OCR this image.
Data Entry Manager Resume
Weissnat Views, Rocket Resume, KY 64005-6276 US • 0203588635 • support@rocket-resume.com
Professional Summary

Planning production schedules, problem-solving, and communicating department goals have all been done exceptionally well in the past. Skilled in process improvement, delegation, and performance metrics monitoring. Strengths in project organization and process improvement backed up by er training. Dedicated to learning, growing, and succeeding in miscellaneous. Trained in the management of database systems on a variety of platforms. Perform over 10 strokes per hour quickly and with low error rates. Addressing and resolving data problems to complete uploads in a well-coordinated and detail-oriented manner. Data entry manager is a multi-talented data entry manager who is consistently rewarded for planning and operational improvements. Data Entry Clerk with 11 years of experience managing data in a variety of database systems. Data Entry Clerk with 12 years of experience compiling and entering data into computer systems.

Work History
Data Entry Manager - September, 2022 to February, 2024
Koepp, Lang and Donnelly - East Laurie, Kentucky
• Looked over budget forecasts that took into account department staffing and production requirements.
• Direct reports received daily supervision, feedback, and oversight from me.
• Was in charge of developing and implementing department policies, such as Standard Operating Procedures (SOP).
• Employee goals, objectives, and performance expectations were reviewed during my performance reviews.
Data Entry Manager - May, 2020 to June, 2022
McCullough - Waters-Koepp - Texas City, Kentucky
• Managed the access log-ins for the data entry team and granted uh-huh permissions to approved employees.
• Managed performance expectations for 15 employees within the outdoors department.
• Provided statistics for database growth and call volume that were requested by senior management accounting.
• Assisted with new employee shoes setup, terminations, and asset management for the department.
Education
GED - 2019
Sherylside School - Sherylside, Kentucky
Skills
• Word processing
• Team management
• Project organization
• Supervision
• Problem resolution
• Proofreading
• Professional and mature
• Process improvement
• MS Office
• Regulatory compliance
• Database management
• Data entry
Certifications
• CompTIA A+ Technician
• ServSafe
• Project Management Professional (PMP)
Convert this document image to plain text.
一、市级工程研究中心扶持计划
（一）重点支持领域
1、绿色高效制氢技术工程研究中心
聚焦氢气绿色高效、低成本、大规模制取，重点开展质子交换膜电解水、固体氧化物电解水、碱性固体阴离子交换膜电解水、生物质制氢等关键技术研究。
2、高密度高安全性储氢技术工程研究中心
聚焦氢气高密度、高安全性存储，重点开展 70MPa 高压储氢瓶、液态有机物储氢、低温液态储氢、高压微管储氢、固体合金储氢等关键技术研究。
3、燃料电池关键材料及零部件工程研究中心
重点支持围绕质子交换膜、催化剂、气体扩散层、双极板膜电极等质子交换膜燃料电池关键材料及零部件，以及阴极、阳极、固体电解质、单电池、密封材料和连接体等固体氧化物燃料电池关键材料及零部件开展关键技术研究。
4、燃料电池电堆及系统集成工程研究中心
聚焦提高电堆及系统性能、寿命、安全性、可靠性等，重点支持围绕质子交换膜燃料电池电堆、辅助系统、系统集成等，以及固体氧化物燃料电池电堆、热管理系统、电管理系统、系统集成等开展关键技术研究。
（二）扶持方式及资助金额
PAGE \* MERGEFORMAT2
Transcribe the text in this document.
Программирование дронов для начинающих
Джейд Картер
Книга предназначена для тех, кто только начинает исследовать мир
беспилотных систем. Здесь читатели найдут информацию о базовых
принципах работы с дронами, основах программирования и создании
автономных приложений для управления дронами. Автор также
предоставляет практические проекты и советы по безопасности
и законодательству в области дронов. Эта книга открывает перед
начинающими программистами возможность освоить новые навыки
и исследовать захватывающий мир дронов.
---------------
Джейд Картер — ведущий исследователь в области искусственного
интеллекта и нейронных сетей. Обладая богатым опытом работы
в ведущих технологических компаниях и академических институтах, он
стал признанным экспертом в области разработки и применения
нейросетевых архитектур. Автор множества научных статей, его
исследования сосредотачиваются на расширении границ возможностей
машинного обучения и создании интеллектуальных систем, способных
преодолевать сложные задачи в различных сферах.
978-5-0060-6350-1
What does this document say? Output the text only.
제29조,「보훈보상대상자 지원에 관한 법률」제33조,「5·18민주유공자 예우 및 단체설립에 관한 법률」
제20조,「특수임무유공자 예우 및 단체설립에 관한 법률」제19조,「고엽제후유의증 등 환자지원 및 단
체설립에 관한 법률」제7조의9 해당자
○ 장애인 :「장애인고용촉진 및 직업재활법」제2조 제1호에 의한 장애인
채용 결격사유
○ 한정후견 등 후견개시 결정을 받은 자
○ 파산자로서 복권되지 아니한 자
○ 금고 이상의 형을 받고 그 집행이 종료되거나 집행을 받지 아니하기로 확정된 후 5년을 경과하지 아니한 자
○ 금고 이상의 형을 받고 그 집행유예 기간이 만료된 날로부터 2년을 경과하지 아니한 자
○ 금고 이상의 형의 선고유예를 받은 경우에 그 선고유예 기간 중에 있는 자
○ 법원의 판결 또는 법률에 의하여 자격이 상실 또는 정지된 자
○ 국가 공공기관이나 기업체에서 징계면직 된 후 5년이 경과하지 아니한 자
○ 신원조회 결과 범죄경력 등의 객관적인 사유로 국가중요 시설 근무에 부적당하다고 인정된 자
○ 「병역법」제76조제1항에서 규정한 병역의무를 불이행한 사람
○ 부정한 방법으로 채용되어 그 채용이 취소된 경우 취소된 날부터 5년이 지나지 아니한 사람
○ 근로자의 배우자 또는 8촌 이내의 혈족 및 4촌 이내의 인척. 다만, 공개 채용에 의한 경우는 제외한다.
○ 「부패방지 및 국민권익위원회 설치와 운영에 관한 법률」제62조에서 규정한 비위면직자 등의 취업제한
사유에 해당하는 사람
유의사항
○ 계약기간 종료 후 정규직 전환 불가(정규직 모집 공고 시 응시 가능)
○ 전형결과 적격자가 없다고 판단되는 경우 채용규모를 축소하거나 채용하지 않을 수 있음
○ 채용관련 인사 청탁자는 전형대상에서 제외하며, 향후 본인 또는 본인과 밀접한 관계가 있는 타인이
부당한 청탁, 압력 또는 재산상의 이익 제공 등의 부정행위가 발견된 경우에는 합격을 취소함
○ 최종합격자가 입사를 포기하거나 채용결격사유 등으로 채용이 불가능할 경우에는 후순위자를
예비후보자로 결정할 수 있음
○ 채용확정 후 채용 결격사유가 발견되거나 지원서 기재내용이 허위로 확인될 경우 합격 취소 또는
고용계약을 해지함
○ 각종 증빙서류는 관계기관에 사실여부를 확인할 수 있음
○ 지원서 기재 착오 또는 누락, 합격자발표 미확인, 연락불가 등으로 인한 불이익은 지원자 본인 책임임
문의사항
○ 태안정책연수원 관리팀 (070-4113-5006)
━━━━━━━━━━━━━━━━
▶ **WHAT TO DO**
Copy all lines from the data that hold the word "경과하지".

▶ **ANSWER IN FULL**
○ 금고 이상의 형을 받고 그 집행이 종료되거나 집행을 받지 아니하기로 확정된 후 5년을 경과하지 아니한 자
○ 금고 이상의 형을 받고 그 집행유예 기간이 만료된 날로부터 2년을 경과하지 아니한 자
○ 국가 공공기관이나 기업체에서 징계면직 된 후 5년이 경과하지 아니한 자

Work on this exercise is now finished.